## [PAGE EXCERPT]
BMP is an antigen recognized by autoimmune sera from patients with a rare and poorly understood disease known as antiphospholipid syndrome, so it is obviously a factor in the pathological basis of this illness. In general in such diseases, BMP levels are elevated in the circulation and its fatty acid composition changes, so that this can be used as a diagnostic biomarker that enables a clear distinction between lipid overload and drug-induced lysosomal storage diseases. An elevated concentration of di-docosahexaenoyl BMP in urine is a biomarker of drug-induced phospholipidosis, and it may be a marker for metastatic cancers of macrophage origin. It has been suggested that high levels of this molecular species in breast cancer scavenge reactive oxygen species in lysosomes to protect them from oxidant-induced lysosomal membrane permeabilization.

Non-enveloped viruses of the family Reoviridae, which include mammalian pathogens, enter cells without the aid of a limiting membrane and thus cannot fuse with host cell membranes. The bluetongue virus was the first to be shown to use BMP in late endosomes and endolysosomes for membrane penetration and entry into host cells, and it has since been established that this mechanism may influence the infectivity of many other viruses, including COVID-19, influenza and Lassa virus, by enabling them to hijack the endosomal machinery leading to fusion of viral and endosomal membranes and release of viral RNA into the cytosol.

## [YOUR ASSIGNMENT]
Answer these questions from the text on BMP:
(a) Patients with which disease have autoimmune sera that recognize BMP?
(b) Which molecular species of BMP, at elevated concentration in urine, is a biomarker of drug-induced phospholipidosis?
(c) Which virus was the first shown to use BMP for membrane penetration and entry into host cells?

## [ENTRIES SUPPLIED]
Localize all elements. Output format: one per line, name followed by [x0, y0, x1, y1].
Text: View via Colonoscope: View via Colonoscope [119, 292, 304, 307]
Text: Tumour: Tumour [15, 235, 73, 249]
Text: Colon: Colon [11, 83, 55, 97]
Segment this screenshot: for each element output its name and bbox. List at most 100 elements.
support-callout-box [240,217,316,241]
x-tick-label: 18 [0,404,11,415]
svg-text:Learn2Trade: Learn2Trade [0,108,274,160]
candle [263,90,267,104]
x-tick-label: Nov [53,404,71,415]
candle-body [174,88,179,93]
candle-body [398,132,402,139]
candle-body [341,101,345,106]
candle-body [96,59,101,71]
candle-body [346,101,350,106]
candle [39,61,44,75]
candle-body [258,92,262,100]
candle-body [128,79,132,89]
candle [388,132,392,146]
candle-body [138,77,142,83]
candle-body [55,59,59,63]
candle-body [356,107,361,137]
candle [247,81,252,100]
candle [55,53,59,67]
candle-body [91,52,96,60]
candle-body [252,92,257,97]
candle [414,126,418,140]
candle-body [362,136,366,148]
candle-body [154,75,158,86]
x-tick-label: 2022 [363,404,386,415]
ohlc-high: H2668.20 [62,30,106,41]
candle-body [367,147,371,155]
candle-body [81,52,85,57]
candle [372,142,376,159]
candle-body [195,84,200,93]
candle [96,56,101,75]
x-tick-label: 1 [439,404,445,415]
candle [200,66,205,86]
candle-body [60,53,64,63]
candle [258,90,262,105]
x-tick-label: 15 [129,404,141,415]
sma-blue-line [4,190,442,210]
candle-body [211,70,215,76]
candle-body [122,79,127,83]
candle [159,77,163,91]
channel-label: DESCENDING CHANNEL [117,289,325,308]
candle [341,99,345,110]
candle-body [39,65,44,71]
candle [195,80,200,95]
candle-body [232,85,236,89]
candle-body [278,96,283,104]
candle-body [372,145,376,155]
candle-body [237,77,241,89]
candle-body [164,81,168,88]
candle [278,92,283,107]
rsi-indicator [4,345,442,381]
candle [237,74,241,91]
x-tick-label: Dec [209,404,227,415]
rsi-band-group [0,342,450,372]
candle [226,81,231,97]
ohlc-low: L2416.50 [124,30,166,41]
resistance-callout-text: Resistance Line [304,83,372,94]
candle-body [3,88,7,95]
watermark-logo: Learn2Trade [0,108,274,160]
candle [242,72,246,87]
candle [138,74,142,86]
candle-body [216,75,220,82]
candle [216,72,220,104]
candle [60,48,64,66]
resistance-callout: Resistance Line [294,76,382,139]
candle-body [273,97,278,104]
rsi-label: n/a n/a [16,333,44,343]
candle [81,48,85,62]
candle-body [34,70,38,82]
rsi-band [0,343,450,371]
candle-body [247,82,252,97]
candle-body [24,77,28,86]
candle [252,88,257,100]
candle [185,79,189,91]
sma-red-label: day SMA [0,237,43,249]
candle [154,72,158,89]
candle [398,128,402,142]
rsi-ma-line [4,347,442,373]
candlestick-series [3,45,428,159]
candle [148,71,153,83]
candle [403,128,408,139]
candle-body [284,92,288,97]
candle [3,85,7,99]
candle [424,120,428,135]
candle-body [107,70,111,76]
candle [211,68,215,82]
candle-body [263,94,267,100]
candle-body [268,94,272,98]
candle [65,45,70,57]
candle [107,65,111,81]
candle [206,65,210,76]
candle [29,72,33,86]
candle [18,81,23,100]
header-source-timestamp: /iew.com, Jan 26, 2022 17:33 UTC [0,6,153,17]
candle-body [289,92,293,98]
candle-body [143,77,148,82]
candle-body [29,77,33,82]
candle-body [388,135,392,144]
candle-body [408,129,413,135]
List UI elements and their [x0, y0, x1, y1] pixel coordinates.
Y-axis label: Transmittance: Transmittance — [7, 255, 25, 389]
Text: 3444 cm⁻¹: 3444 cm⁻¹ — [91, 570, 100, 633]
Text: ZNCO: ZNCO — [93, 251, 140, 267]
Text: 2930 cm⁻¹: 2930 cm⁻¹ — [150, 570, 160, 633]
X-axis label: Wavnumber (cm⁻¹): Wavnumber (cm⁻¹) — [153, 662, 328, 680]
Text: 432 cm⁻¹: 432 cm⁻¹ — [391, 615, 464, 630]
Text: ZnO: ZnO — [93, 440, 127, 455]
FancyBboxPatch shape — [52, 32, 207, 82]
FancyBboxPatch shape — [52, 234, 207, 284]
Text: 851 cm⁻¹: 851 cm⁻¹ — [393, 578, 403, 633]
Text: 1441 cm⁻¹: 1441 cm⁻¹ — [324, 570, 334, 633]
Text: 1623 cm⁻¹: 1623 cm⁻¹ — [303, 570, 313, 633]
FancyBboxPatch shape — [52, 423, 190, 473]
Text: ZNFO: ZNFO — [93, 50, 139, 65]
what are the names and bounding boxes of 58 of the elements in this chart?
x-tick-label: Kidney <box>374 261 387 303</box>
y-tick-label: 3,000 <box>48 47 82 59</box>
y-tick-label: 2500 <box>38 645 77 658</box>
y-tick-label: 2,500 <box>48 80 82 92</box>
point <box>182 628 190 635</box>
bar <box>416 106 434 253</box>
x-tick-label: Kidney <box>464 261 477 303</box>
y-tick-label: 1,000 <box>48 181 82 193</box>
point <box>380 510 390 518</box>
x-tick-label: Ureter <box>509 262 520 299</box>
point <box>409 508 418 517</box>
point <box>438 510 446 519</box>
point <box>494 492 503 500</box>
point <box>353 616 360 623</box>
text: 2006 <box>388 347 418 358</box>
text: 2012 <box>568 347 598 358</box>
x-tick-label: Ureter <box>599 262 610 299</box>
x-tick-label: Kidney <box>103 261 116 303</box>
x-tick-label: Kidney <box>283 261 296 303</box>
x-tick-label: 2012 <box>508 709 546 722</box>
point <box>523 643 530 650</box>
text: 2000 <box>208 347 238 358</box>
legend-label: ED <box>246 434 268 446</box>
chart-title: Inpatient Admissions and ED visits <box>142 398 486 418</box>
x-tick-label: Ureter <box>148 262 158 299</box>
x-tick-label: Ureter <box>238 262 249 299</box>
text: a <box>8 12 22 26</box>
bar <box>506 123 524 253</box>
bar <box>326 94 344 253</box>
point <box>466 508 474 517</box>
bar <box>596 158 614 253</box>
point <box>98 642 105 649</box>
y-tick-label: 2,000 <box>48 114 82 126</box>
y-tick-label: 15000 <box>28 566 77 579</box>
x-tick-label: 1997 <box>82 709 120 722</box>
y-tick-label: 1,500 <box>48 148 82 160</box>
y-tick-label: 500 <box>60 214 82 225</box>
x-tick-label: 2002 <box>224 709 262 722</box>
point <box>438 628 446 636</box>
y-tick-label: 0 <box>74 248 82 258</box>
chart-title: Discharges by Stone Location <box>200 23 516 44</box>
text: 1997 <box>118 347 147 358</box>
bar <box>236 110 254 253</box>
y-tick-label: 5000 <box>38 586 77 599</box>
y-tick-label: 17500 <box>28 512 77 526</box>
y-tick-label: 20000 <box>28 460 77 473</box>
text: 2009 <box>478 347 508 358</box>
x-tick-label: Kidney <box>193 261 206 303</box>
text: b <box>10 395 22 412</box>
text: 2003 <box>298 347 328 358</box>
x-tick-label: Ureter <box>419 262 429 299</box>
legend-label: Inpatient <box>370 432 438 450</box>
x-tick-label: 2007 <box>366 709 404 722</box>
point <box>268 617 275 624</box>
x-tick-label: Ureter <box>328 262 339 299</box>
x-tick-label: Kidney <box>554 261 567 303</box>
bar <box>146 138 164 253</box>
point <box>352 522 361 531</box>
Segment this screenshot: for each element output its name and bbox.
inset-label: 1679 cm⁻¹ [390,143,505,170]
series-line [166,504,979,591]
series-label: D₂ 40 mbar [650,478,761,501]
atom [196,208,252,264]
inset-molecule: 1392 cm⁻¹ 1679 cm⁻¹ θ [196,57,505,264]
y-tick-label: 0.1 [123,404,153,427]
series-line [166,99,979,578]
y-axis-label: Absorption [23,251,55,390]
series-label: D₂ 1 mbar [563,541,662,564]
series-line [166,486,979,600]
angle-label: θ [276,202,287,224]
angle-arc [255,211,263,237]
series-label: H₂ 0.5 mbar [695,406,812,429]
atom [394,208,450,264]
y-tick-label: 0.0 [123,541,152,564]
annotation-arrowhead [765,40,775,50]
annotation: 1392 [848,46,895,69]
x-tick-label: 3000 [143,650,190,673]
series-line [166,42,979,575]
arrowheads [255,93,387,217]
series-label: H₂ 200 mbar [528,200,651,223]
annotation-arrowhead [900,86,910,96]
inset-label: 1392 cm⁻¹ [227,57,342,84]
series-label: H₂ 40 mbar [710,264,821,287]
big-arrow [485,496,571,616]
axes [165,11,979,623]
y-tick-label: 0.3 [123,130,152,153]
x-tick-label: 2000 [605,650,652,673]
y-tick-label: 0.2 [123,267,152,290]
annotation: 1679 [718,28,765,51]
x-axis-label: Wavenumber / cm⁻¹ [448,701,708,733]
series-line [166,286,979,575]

## [TASK OUTPUT]
(a) Antiphospholipid syndrome
(b) Di-docosahexaenoyl BMP
(c) The bluetongue virus